(Recorded data)
- - - -

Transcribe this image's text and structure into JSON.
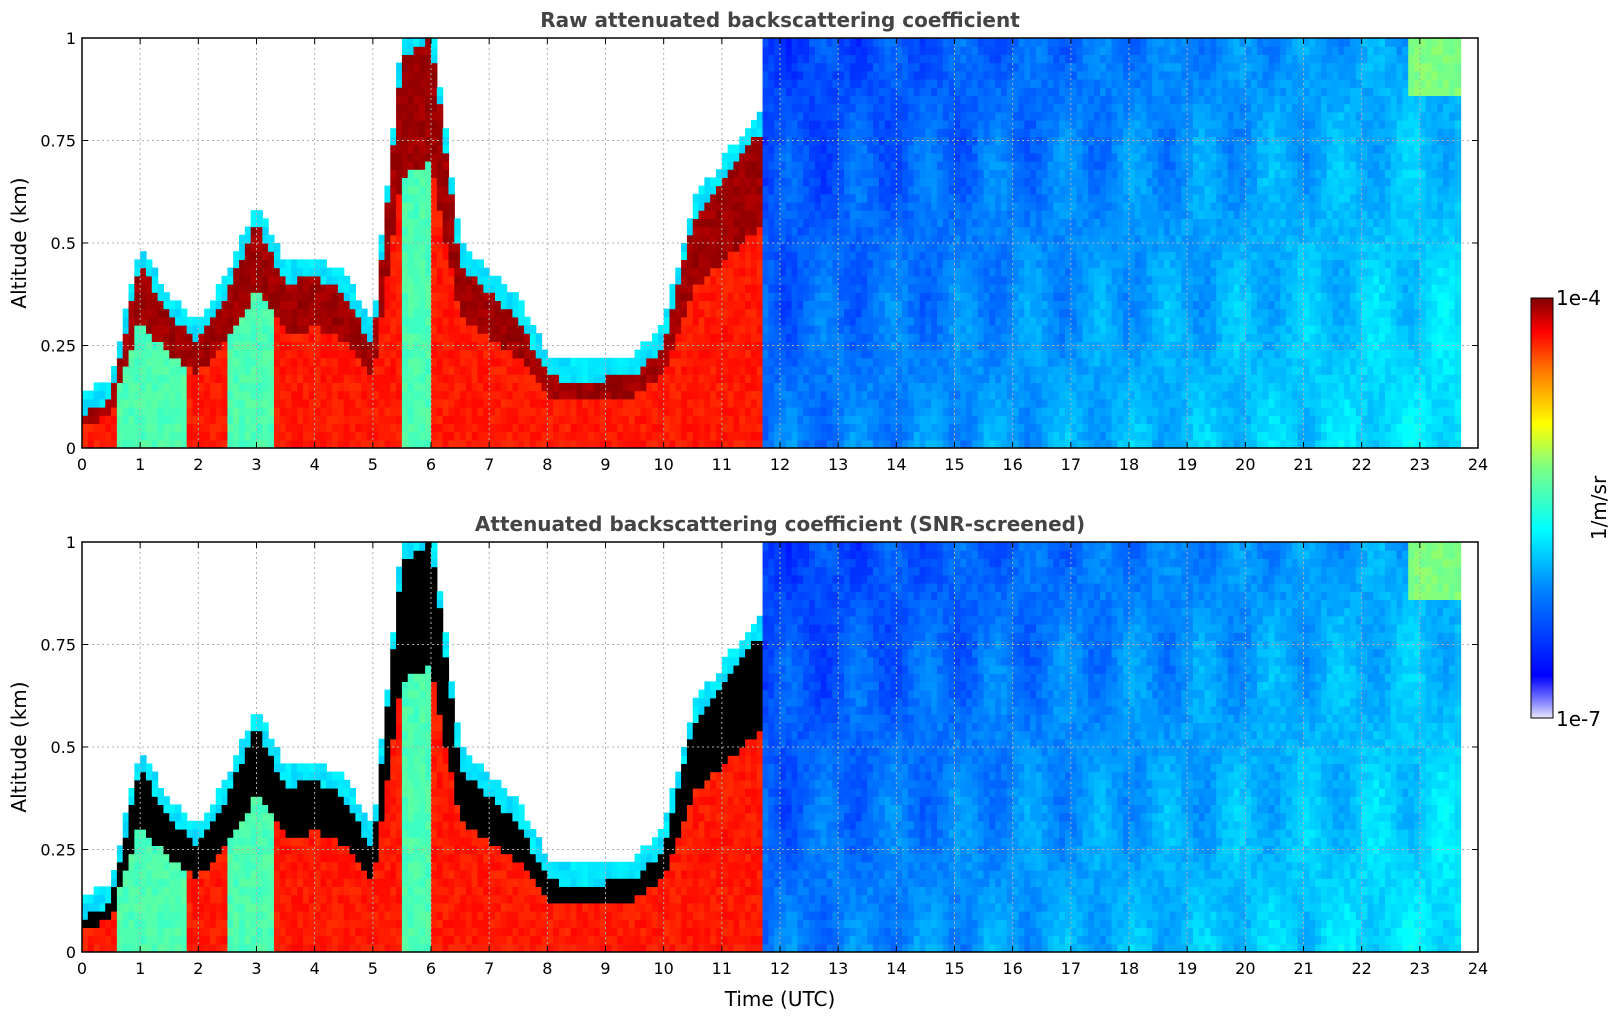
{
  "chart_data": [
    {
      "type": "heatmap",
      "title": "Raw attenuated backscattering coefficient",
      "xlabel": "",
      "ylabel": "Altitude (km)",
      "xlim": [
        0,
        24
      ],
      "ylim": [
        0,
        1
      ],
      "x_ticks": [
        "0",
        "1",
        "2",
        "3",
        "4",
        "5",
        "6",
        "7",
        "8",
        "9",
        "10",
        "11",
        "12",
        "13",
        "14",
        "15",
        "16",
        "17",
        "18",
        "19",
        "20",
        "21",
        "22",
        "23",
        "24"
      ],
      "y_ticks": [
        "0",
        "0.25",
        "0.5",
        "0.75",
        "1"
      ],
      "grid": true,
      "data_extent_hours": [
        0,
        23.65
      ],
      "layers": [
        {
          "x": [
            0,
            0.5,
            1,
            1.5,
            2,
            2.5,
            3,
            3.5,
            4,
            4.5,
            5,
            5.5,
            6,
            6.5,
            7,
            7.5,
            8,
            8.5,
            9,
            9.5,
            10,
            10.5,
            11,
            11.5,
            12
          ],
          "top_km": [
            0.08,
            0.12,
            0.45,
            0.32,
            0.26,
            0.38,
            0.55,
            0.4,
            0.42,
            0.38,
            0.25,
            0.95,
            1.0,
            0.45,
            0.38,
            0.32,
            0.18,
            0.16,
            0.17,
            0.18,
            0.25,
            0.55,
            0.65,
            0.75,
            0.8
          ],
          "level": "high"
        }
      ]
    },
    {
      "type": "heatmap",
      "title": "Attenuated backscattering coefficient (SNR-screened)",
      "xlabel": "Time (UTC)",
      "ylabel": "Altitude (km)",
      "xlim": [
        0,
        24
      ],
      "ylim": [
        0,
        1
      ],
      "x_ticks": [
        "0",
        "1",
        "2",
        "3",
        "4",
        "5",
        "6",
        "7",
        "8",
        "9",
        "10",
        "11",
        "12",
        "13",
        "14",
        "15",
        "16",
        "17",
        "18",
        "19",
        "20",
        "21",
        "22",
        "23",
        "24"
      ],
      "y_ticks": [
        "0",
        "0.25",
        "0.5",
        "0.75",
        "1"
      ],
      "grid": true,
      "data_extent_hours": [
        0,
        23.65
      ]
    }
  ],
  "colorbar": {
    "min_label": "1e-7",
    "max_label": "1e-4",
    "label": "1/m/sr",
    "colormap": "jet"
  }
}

- - - -

## The exercise
All the lines above are to be given again exactly as they read, with the pictures removed.

## Correct output
Transcribe this image's text and structure into JSON.
{
  "chart_data": [
    {
      "type": "heatmap",
      "title": "Raw attenuated backscattering coefficient",
      "xlabel": "",
      "ylabel": "Altitude (km)",
      "xlim": [
        0,
        24
      ],
      "ylim": [
        0,
        1
      ],
      "x_ticks": [
        "0",
        "1",
        "2",
        "3",
        "4",
        "5",
        "6",
        "7",
        "8",
        "9",
        "10",
        "11",
        "12",
        "13",
        "14",
        "15",
        "16",
        "17",
        "18",
        "19",
        "20",
        "21",
        "22",
        "23",
        "24"
      ],
      "y_ticks": [
        "0",
        "0.25",
        "0.5",
        "0.75",
        "1"
      ],
      "grid": true,
      "data_extent_hours": [
        0,
        23.65
      ],
      "layers": [
        {
          "x": [
            0,
            0.5,
            1,
            1.5,
            2,
            2.5,
            3,
            3.5,
            4,
            4.5,
            5,
            5.5,
            6,
            6.5,
            7,
            7.5,
            8,
            8.5,
            9,
            9.5,
            10,
            10.5,
            11,
            11.5,
            12
          ],
          "top_km": [
            0.08,
            0.12,
            0.45,
            0.32,
            0.26,
            0.38,
            0.55,
            0.4,
            0.42,
            0.38,
            0.25,
            0.95,
            1.0,
            0.45,
            0.38,
            0.32,
            0.18,
            0.16,
            0.17,
            0.18,
            0.25,
            0.55,
            0.65,
            0.75,
            0.8
          ],
          "level": "high"
        }
      ]
    },
    {
      "type": "heatmap",
      "title": "Attenuated backscattering coefficient (SNR-screened)",
      "xlabel": "Time (UTC)",
      "ylabel": "Altitude (km)",
      "xlim": [
        0,
        24
      ],
      "ylim": [
        0,
        1
      ],
      "x_ticks": [
        "0",
        "1",
        "2",
        "3",
        "4",
        "5",
        "6",
        "7",
        "8",
        "9",
        "10",
        "11",
        "12",
        "13",
        "14",
        "15",
        "16",
        "17",
        "18",
        "19",
        "20",
        "21",
        "22",
        "23",
        "24"
      ],
      "y_ticks": [
        "0",
        "0.25",
        "0.5",
        "0.75",
        "1"
      ],
      "grid": true,
      "data_extent_hours": [
        0,
        23.65
      ]
    }
  ],
  "colorbar": {
    "min_label": "1e-7",
    "max_label": "1e-4",
    "label": "1/m/sr",
    "colormap": "jet"
  }
}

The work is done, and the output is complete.